[Extracted records]

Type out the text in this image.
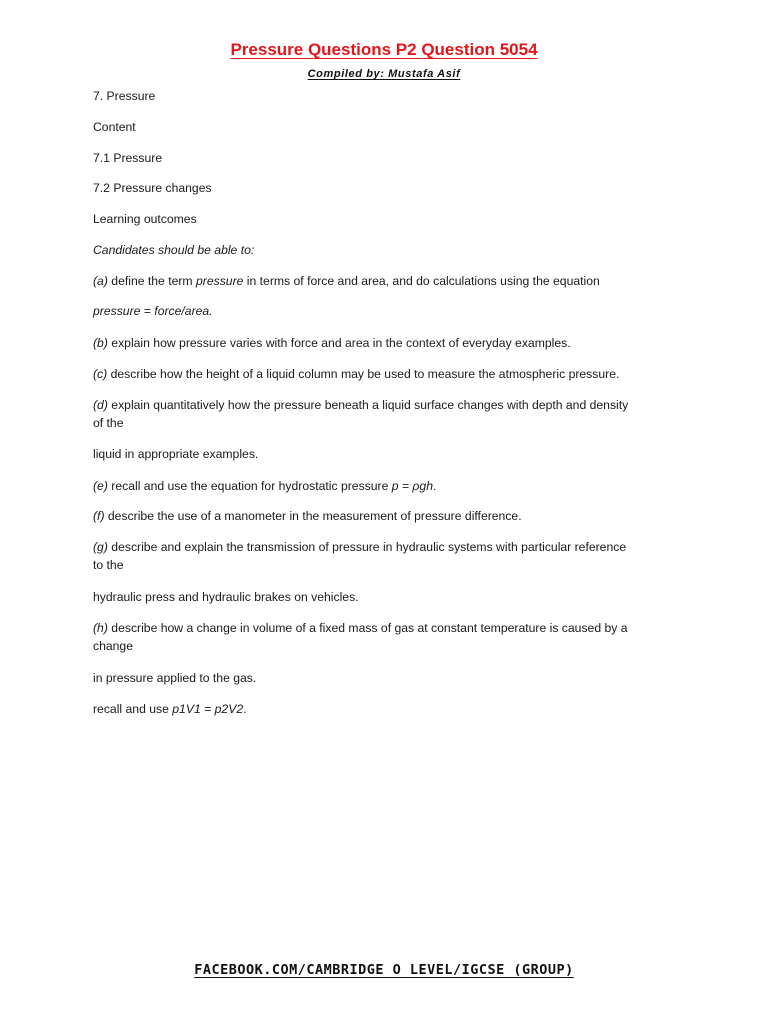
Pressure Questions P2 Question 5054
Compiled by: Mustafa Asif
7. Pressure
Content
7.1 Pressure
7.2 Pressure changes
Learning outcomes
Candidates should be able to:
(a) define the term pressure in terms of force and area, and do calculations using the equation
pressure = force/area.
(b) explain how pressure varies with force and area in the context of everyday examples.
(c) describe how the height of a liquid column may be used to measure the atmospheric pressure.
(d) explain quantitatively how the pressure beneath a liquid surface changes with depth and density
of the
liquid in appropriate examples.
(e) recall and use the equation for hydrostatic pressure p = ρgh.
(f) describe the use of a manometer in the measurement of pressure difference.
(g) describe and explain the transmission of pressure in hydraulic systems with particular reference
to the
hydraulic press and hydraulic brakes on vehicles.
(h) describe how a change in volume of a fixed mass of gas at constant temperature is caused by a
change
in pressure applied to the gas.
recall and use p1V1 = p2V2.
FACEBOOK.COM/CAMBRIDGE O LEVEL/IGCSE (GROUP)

Exercise requirements:
Output all of the records exactly as they appear above, but not the pictures.

Finished answer:
Type out the text in this image.
Pressure Questions P2 Question 5054
Compiled by: Mustafa Asif
7. Pressure
Content
7.1 Pressure
7.2 Pressure changes
Learning outcomes
Candidates should be able to:
(a) define the term pressure in terms of force and area, and do calculations using the equation
pressure = force/area.
(b) explain how pressure varies with force and area in the context of everyday examples.
(c) describe how the height of a liquid column may be used to measure the atmospheric pressure.
(d) explain quantitatively how the pressure beneath a liquid surface changes with depth and density
of the
liquid in appropriate examples.
(e) recall and use the equation for hydrostatic pressure p = ρgh.
(f) describe the use of a manometer in the measurement of pressure difference.
(g) describe and explain the transmission of pressure in hydraulic systems with particular reference
to the
hydraulic press and hydraulic brakes on vehicles.
(h) describe how a change in volume of a fixed mass of gas at constant temperature is caused by a
change
in pressure applied to the gas.
recall and use p1V1 = p2V2.
FACEBOOK.COM/CAMBRIDGE O LEVEL/IGCSE (GROUP)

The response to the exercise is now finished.